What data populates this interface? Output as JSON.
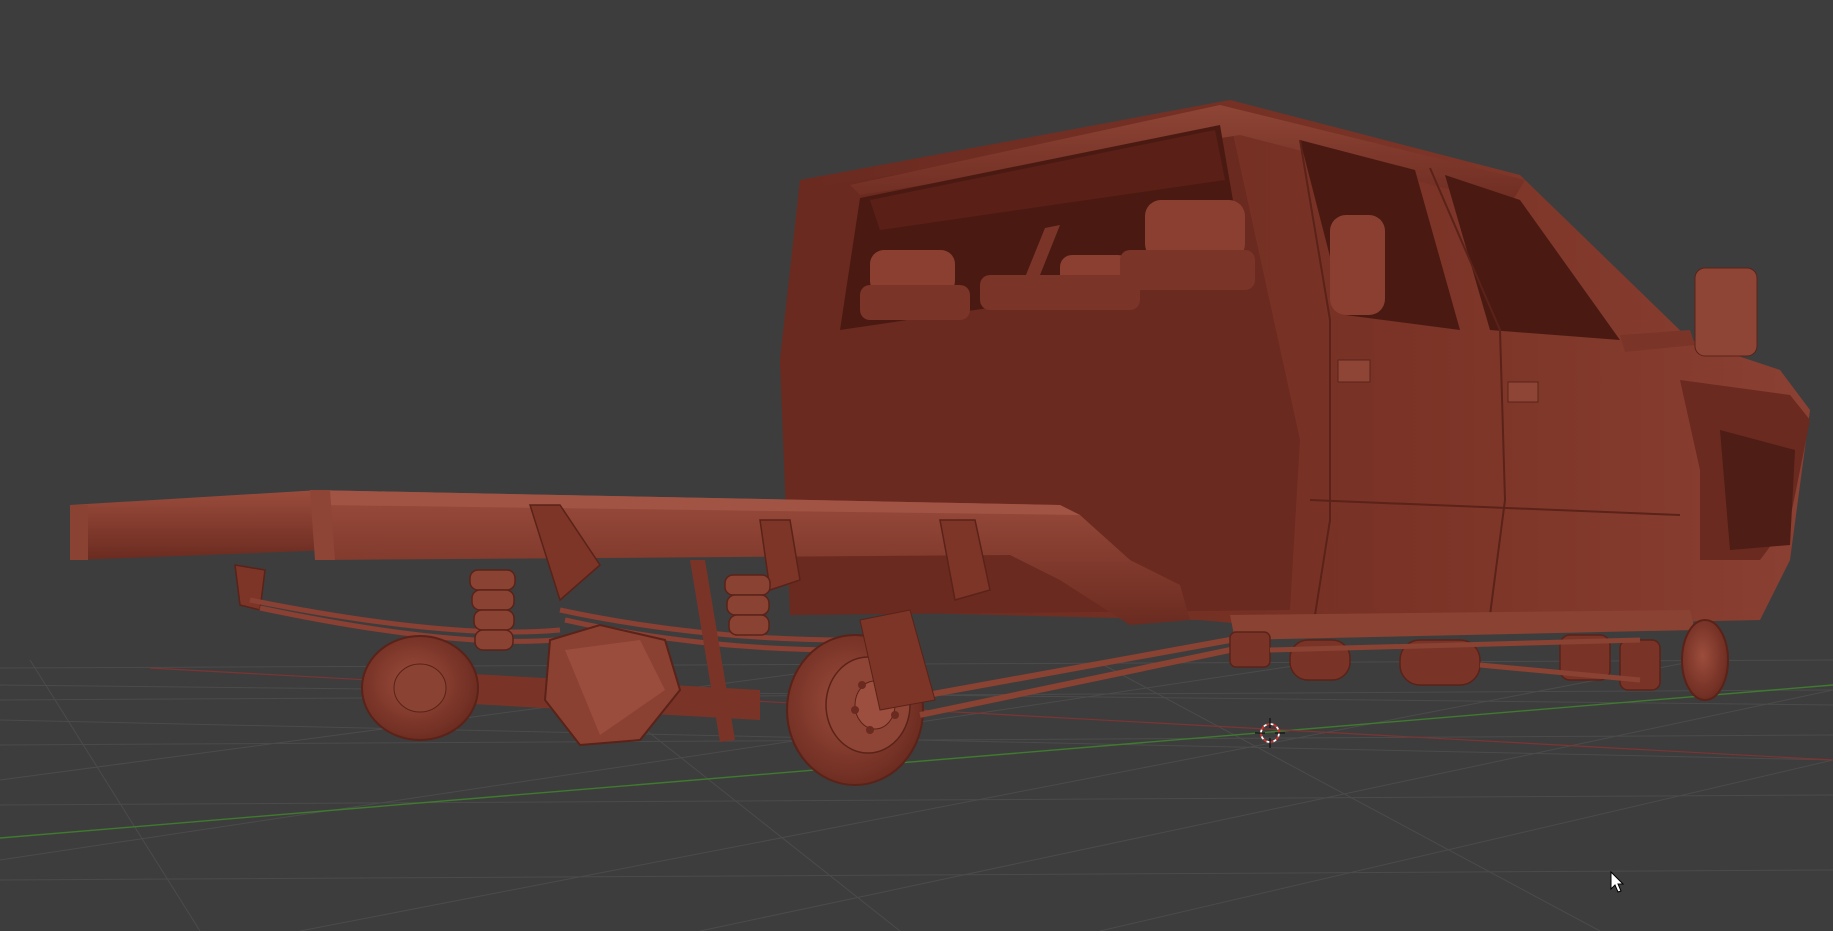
{
  "app": {
    "type": "3d-viewport"
  },
  "viewport": {
    "background": "#3d3d3d",
    "grid_color": "#4a4a4a",
    "axis_x_color": "#8a3a3a",
    "axis_y_color": "#3f7a2f",
    "model_color": "#7a3528",
    "model_shadow_color": "#5a2218",
    "model_highlight_color": "#9a4a3a"
  },
  "scene": {
    "object": "pickup-truck-chassis-cab-model",
    "shading": "solid-clay"
  },
  "icons": {
    "origin_cursor": "3d-cursor-icon",
    "mouse_pointer": "mouse-pointer-icon"
  }
}
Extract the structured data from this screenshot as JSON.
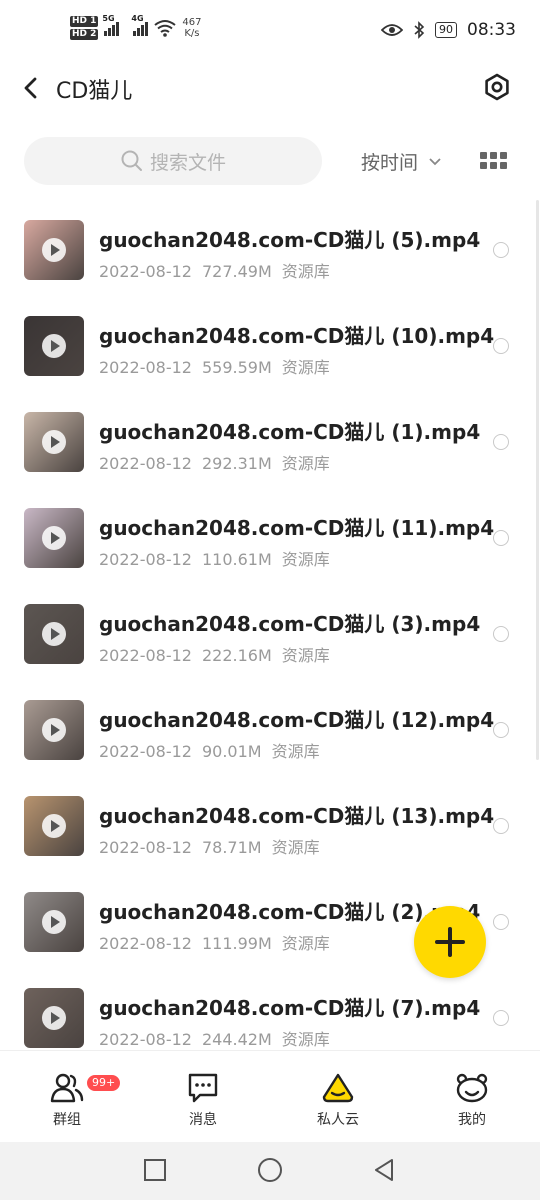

→ **GIVEN PROBLEM**
Pictures in the data above should not be copied; transcribe everything else exactly.

→ **EXERCISE RESULT**
What data populates this interface? Output as JSON.
{
  "app": {
    "type": "3d-viewport"
  },
  "viewport": {
    "background": "#3d3d3d",
    "grid_color": "#4a4a4a",
    "axis_x_color": "#8a3a3a",
    "axis_y_color": "#3f7a2f",
    "model_color": "#7a3528",
    "model_shadow_color": "#5a2218",
    "model_highlight_color": "#9a4a3a"
  },
  "scene": {
    "object": "pickup-truck-chassis-cab-model",
    "shading": "solid-clay"
  },
  "icons": {
    "origin_cursor": "3d-cursor-icon",
    "mouse_pointer": "mouse-pointer-icon"
  }
}
Extract the structured data from this screenshot as JSON.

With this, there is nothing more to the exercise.